◆ INPUT RECORDS
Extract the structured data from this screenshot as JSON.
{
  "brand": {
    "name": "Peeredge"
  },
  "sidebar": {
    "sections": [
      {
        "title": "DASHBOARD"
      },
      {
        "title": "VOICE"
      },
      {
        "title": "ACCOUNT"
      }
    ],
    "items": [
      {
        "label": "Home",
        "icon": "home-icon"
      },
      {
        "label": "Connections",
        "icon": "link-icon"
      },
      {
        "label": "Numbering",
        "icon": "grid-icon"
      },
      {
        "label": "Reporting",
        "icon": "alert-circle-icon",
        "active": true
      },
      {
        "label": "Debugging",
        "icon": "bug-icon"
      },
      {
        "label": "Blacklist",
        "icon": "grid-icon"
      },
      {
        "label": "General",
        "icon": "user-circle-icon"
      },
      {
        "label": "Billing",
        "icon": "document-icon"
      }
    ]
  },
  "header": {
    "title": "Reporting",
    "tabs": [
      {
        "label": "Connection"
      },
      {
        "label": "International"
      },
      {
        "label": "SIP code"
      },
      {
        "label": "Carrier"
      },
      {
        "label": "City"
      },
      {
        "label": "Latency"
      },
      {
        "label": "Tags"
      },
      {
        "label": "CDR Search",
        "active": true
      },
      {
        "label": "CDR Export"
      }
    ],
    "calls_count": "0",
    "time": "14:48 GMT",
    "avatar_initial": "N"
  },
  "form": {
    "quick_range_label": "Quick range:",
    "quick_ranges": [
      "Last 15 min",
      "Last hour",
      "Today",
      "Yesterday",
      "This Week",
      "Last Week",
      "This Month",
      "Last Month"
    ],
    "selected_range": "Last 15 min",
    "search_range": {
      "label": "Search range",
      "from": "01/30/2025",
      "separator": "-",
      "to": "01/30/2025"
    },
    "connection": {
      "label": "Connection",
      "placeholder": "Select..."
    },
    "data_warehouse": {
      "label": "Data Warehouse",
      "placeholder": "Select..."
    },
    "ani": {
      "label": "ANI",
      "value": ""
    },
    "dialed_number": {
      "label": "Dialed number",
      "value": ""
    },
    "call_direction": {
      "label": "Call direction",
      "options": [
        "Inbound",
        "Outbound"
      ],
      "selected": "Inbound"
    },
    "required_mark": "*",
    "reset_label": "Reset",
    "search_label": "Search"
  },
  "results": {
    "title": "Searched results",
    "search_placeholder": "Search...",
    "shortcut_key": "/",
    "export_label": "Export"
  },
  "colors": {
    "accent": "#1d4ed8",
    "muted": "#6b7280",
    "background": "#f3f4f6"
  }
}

◆ EXERCISE OBJECTIVE
Repeat back the data above, exact to the last character.

◆ SOLUTION TO THE EXERCISE
Extract the structured data from this screenshot as JSON.
{
  "brand": {
    "name": "Peeredge"
  },
  "sidebar": {
    "sections": [
      {
        "title": "DASHBOARD"
      },
      {
        "title": "VOICE"
      },
      {
        "title": "ACCOUNT"
      }
    ],
    "items": [
      {
        "label": "Home",
        "icon": "home-icon"
      },
      {
        "label": "Connections",
        "icon": "link-icon"
      },
      {
        "label": "Numbering",
        "icon": "grid-icon"
      },
      {
        "label": "Reporting",
        "icon": "alert-circle-icon",
        "active": true
      },
      {
        "label": "Debugging",
        "icon": "bug-icon"
      },
      {
        "label": "Blacklist",
        "icon": "grid-icon"
      },
      {
        "label": "General",
        "icon": "user-circle-icon"
      },
      {
        "label": "Billing",
        "icon": "document-icon"
      }
    ]
  },
  "header": {
    "title": "Reporting",
    "tabs": [
      {
        "label": "Connection"
      },
      {
        "label": "International"
      },
      {
        "label": "SIP code"
      },
      {
        "label": "Carrier"
      },
      {
        "label": "City"
      },
      {
        "label": "Latency"
      },
      {
        "label": "Tags"
      },
      {
        "label": "CDR Search",
        "active": true
      },
      {
        "label": "CDR Export"
      }
    ],
    "calls_count": "0",
    "time": "14:48 GMT",
    "avatar_initial": "N"
  },
  "form": {
    "quick_range_label": "Quick range:",
    "quick_ranges": [
      "Last 15 min",
      "Last hour",
      "Today",
      "Yesterday",
      "This Week",
      "Last Week",
      "This Month",
      "Last Month"
    ],
    "selected_range": "Last 15 min",
    "search_range": {
      "label": "Search range",
      "from": "01/30/2025",
      "separator": "-",
      "to": "01/30/2025"
    },
    "connection": {
      "label": "Connection",
      "placeholder": "Select..."
    },
    "data_warehouse": {
      "label": "Data Warehouse",
      "placeholder": "Select..."
    },
    "ani": {
      "label": "ANI",
      "value": ""
    },
    "dialed_number": {
      "label": "Dialed number",
      "value": ""
    },
    "call_direction": {
      "label": "Call direction",
      "options": [
        "Inbound",
        "Outbound"
      ],
      "selected": "Inbound"
    },
    "required_mark": "*",
    "reset_label": "Reset",
    "search_label": "Search"
  },
  "results": {
    "title": "Searched results",
    "search_placeholder": "Search...",
    "shortcut_key": "/",
    "export_label": "Export"
  },
  "colors": {
    "accent": "#1d4ed8",
    "muted": "#6b7280",
    "background": "#f3f4f6"
  }
}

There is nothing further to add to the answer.